**Spatial annotation entries**
┄┄┄┄┄┄┄┄┄┄┄┄┄┄┄┄┄┄┄┄
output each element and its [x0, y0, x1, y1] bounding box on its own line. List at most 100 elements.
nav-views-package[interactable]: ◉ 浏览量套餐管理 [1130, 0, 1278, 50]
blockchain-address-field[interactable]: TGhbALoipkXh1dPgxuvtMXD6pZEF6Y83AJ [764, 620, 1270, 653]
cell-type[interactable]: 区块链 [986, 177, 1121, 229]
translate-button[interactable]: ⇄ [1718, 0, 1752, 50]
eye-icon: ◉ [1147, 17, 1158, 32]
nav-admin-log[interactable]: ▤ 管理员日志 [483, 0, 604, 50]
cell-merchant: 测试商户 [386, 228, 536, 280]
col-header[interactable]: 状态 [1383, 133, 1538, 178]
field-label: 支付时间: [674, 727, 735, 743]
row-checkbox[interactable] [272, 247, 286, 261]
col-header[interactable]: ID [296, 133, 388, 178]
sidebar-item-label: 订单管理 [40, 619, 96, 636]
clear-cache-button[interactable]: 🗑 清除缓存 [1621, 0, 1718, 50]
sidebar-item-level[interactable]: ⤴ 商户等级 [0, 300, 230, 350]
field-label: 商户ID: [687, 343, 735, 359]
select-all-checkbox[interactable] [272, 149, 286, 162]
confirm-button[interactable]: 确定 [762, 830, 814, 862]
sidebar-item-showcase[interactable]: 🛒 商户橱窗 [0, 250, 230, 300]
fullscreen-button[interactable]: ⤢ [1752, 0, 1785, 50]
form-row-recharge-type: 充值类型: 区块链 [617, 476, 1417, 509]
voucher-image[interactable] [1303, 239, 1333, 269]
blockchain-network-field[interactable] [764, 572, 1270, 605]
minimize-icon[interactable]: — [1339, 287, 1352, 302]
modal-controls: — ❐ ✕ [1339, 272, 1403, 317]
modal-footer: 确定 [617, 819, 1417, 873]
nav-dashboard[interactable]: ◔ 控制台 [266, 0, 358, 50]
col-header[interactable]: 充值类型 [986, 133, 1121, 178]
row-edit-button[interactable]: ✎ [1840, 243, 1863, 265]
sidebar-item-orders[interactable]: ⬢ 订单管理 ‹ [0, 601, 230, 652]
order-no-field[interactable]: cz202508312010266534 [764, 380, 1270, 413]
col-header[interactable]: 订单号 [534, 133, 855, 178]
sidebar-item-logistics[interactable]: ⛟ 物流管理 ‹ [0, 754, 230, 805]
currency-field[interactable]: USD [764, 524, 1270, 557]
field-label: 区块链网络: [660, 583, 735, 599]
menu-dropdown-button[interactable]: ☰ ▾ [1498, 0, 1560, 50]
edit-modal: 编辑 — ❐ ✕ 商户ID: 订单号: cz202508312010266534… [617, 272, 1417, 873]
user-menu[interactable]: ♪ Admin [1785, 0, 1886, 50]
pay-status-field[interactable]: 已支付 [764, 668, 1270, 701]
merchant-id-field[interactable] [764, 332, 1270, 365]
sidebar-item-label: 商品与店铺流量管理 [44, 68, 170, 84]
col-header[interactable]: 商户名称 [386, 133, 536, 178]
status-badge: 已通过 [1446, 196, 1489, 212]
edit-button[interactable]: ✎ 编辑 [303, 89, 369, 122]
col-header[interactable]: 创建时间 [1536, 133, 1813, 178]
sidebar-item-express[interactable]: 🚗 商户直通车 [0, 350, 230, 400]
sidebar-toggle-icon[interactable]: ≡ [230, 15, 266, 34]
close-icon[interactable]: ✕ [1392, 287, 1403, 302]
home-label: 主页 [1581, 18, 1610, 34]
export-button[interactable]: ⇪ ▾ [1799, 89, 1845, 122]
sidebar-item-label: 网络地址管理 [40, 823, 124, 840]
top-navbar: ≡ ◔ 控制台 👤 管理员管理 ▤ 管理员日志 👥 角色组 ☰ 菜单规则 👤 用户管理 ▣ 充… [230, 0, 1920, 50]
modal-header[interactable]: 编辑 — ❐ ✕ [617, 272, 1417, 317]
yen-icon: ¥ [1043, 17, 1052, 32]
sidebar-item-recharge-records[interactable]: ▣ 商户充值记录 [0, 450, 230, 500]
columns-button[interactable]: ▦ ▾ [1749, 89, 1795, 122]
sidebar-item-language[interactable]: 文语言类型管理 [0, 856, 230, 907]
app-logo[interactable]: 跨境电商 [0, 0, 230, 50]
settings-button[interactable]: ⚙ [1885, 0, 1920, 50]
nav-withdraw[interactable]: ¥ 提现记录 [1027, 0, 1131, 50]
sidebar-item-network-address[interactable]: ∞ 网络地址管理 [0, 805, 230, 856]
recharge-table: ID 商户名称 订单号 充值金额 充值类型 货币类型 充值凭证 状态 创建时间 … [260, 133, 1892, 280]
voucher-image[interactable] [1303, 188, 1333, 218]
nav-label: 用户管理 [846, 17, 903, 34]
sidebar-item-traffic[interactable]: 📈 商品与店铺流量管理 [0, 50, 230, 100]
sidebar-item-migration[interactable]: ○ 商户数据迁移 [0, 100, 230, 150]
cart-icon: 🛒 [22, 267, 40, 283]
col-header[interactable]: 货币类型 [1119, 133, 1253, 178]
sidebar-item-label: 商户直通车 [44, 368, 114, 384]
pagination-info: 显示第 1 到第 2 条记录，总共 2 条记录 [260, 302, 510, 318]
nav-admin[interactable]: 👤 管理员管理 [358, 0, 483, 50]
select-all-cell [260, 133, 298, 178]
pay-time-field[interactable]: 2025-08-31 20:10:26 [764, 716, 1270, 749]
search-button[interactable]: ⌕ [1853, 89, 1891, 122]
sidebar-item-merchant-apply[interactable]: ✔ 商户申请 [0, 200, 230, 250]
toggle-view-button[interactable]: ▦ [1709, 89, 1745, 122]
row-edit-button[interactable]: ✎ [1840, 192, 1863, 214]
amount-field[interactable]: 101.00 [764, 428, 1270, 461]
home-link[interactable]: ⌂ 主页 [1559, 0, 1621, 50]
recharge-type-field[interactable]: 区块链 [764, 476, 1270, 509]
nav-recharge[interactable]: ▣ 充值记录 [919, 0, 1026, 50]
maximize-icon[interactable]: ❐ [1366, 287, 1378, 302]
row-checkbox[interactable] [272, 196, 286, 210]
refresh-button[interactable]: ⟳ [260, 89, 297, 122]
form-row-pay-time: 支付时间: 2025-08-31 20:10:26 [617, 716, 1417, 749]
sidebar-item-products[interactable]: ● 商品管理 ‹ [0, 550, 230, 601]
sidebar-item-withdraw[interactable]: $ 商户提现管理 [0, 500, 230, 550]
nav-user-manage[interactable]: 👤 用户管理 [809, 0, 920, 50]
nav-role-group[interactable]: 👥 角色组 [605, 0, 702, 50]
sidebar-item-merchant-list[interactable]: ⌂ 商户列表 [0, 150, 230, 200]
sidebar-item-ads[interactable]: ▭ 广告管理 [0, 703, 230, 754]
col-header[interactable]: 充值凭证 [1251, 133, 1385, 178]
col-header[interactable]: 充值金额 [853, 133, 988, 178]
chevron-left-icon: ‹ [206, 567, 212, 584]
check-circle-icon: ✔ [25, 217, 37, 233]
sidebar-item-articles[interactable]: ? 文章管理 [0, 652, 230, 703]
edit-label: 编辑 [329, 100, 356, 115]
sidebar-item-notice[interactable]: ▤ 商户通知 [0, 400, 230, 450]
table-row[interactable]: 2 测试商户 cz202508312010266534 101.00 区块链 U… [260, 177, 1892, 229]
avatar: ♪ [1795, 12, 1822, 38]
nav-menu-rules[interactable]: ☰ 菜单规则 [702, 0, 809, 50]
┄┄┄┄┄┄┄┄┄┄┄┄┄┄┄┄┄┄┄┄
**What you will do**
Convert every line of the listing above into a JSON array of strings, one string per line, omitting blank lines.

**Result of this task**
[
  "output each element and its [x0, y0, x1, y1] bounding box on its own line. List at most 100 elements.",
  "nav-views-package[interactable]: ◉ 浏览量套餐管理 [1130, 0, 1278, 50]",
  "blockchain-address-field[interactable]: TGhbALoipkXh1dPgxuvtMXD6pZEF6Y83AJ [764, 620, 1270, 653]",
  "cell-type[interactable]: 区块链 [986, 177, 1121, 229]",
  "translate-button[interactable]: ⇄ [1718, 0, 1752, 50]",
  "eye-icon: ◉ [1147, 17, 1158, 32]",
  "nav-admin-log[interactable]: ▤ 管理员日志 [483, 0, 604, 50]",
  "cell-merchant: 测试商户 [386, 228, 536, 280]",
  "col-header[interactable]: 状态 [1383, 133, 1538, 178]",
  "field-label: 支付时间: [674, 727, 735, 743]",
  "row-checkbox[interactable] [272, 247, 286, 261]",
  "col-header[interactable]: ID [296, 133, 388, 178]",
  "sidebar-item-label: 订单管理 [40, 619, 96, 636]",
  "clear-cache-button[interactable]: 🗑 清除缓存 [1621, 0, 1718, 50]",
  "sidebar-item-level[interactable]: ⤴ 商户等级 [0, 300, 230, 350]",
  "field-label: 商户ID: [687, 343, 735, 359]",
  "select-all-checkbox[interactable] [272, 149, 286, 162]",
  "confirm-button[interactable]: 确定 [762, 830, 814, 862]",
  "sidebar-item-showcase[interactable]: 🛒 商户橱窗 [0, 250, 230, 300]",
  "fullscreen-button[interactable]: ⤢ [1752, 0, 1785, 50]",
  "form-row-recharge-type: 充值类型: 区块链 [617, 476, 1417, 509]",
  "voucher-image[interactable] [1303, 239, 1333, 269]",
  "blockchain-network-field[interactable] [764, 572, 1270, 605]",
  "minimize-icon[interactable]: — [1339, 287, 1352, 302]",
  "modal-controls: — ❐ ✕ [1339, 272, 1403, 317]",
  "modal-footer: 确定 [617, 819, 1417, 873]",
  "nav-dashboard[interactable]: ◔ 控制台 [266, 0, 358, 50]",
  "col-header[interactable]: 充值类型 [986, 133, 1121, 178]",
  "row-edit-button[interactable]: ✎ [1840, 243, 1863, 265]",
  "sidebar-item-orders[interactable]: ⬢ 订单管理 ‹ [0, 601, 230, 652]",
  "order-no-field[interactable]: cz202508312010266534 [764, 380, 1270, 413]",
  "col-header[interactable]: 订单号 [534, 133, 855, 178]",
  "sidebar-item-logistics[interactable]: ⛟ 物流管理 ‹ [0, 754, 230, 805]",
  "currency-field[interactable]: USD [764, 524, 1270, 557]",
  "field-label: 区块链网络: [660, 583, 735, 599]",
  "menu-dropdown-button[interactable]: ☰ ▾ [1498, 0, 1560, 50]",
  "edit-modal: 编辑 — ❐ ✕ 商户ID: 订单号: cz202508312010266534… [617, 272, 1417, 873]",
  "user-menu[interactable]: ♪ Admin [1785, 0, 1886, 50]",
  "pay-status-field[interactable]: 已支付 [764, 668, 1270, 701]",
  "merchant-id-field[interactable] [764, 332, 1270, 365]",
  "sidebar-item-label: 商品与店铺流量管理 [44, 68, 170, 84]",
  "col-header[interactable]: 商户名称 [386, 133, 536, 178]",
  "status-badge: 已通过 [1446, 196, 1489, 212]",
  "edit-button[interactable]: ✎ 编辑 [303, 89, 369, 122]",
  "col-header[interactable]: 创建时间 [1536, 133, 1813, 178]",
  "sidebar-item-express[interactable]: 🚗 商户直通车 [0, 350, 230, 400]",
  "sidebar-toggle-icon[interactable]: ≡ [230, 15, 266, 34]",
  "close-icon[interactable]: ✕ [1392, 287, 1403, 302]",
  "home-label: 主页 [1581, 18, 1610, 34]",
  "export-button[interactable]: ⇪ ▾ [1799, 89, 1845, 122]",
  "sidebar-item-label: 网络地址管理 [40, 823, 124, 840]",
  "top-navbar: ≡ ◔ 控制台 👤 管理员管理 ▤ 管理员日志 👥 角色组 ☰ 菜单规则 👤 用户管理 ▣ 充… [230, 0, 1920, 50]",
  "modal-header[interactable]: 编辑 — ❐ ✕ [617, 272, 1417, 317]",
  "yen-icon: ¥ [1043, 17, 1052, 32]",
  "sidebar-item-recharge-records[interactable]: ▣ 商户充值记录 [0, 450, 230, 500]",
  "columns-button[interactable]: ▦ ▾ [1749, 89, 1795, 122]",
  "sidebar-item-language[interactable]: 文语言类型管理 [0, 856, 230, 907]",
  "app-logo[interactable]: 跨境电商 [0, 0, 230, 50]",
  "settings-button[interactable]: ⚙ [1885, 0, 1920, 50]",
  "nav-withdraw[interactable]: ¥ 提现记录 [1027, 0, 1131, 50]",
  "sidebar-item-network-address[interactable]: ∞ 网络地址管理 [0, 805, 230, 856]",
  "recharge-table: ID 商户名称 订单号 充值金额 充值类型 货币类型 充值凭证 状态 创建时间 … [260, 133, 1892, 280]",
  "voucher-image[interactable] [1303, 188, 1333, 218]",
  "nav-label: 用户管理 [846, 17, 903, 34]",
  "sidebar-item-traffic[interactable]: 📈 商品与店铺流量管理 [0, 50, 230, 100]",
  "sidebar-item-migration[interactable]: ○ 商户数据迁移 [0, 100, 230, 150]",
  "cart-icon: 🛒 [22, 267, 40, 283]",
  "col-header[interactable]: 货币类型 [1119, 133, 1253, 178]",
  "sidebar-item-label: 商户直通车 [44, 368, 114, 384]",
  "pagination-info: 显示第 1 到第 2 条记录，总共 2 条记录 [260, 302, 510, 318]",
  "nav-admin[interactable]: 👤 管理员管理 [358, 0, 483, 50]",
  "select-all-cell [260, 133, 298, 178]",
  "pay-time-field[interactable]: 2025-08-31 20:10:26 [764, 716, 1270, 749]",
  "search-button[interactable]: ⌕ [1853, 89, 1891, 122]",
  "sidebar-item-merchant-apply[interactable]: ✔ 商户申请 [0, 200, 230, 250]",
  "toggle-view-button[interactable]: ▦ [1709, 89, 1745, 122]",
  "row-edit-button[interactable]: ✎ [1840, 192, 1863, 214]",
  "amount-field[interactable]: 101.00 [764, 428, 1270, 461]",
  "home-link[interactable]: ⌂ 主页 [1559, 0, 1621, 50]",
  "recharge-type-field[interactable]: 区块链 [764, 476, 1270, 509]",
  "nav-recharge[interactable]: ▣ 充值记录 [919, 0, 1026, 50]",
  "maximize-icon[interactable]: ❐ [1366, 287, 1378, 302]",
  "row-checkbox[interactable] [272, 196, 286, 210]",
  "refresh-button[interactable]: ⟳ [260, 89, 297, 122]",
  "form-row-pay-time: 支付时间: 2025-08-31 20:10:26 [617, 716, 1417, 749]",
  "sidebar-item-products[interactable]: ● 商品管理 ‹ [0, 550, 230, 601]",
  "sidebar-item-withdraw[interactable]: $ 商户提现管理 [0, 500, 230, 550]",
  "nav-user-manage[interactable]: 👤 用户管理 [809, 0, 920, 50]",
  "nav-role-group[interactable]: 👥 角色组 [605, 0, 702, 50]",
  "sidebar-item-merchant-list[interactable]: ⌂ 商户列表 [0, 150, 230, 200]",
  "sidebar-item-ads[interactable]: ▭ 广告管理 [0, 703, 230, 754]",
  "col-header[interactable]: 充值凭证 [1251, 133, 1385, 178]",
  "col-header[interactable]: 充值金额 [853, 133, 988, 178]",
  "chevron-left-icon: ‹ [206, 567, 212, 584]",
  "check-circle-icon: ✔ [25, 217, 37, 233]",
  "sidebar-item-articles[interactable]: ? 文章管理 [0, 652, 230, 703]",
  "edit-label: 编辑 [329, 100, 356, 115]",
  "sidebar-item-notice[interactable]: ▤ 商户通知 [0, 400, 230, 450]",
  "table-row[interactable]: 2 测试商户 cz202508312010266534 101.00 区块链 U… [260, 177, 1892, 229]",
  "avatar: ♪ [1795, 12, 1822, 38]",
  "nav-menu-rules[interactable]: ☰ 菜单规则 [702, 0, 809, 50]"
]